Gather up the lines with the word "единица" in them.

— start of Record excerpts —

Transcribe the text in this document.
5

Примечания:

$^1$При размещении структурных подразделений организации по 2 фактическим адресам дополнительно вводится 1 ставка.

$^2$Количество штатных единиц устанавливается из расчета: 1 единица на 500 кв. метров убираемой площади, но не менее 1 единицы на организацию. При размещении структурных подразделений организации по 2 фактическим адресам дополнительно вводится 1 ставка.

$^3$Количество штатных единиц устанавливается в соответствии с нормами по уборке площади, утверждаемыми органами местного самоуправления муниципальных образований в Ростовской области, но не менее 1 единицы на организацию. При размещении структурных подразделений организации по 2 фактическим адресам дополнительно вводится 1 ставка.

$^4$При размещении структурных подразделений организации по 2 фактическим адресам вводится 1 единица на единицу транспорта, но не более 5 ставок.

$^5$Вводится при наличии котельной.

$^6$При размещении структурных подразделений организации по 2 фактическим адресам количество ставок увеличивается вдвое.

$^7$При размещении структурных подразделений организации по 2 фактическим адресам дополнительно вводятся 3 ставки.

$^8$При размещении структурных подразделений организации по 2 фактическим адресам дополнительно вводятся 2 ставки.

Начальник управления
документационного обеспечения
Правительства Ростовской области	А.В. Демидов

— end of Record excerpts —

## Full output
$^2$Количество штатных единиц устанавливается из расчета: 1 единица на 500 кв. метров убираемой площади, но не менее 1 единицы на организацию. При размещении структурных подразделений организации по 2 фактическим адресам дополнительно вводится 1 ставка.
$^4$При размещении структурных подразделений организации по 2 фактическим адресам вводится 1 единица на единицу транспорта, но не более 5 ставок.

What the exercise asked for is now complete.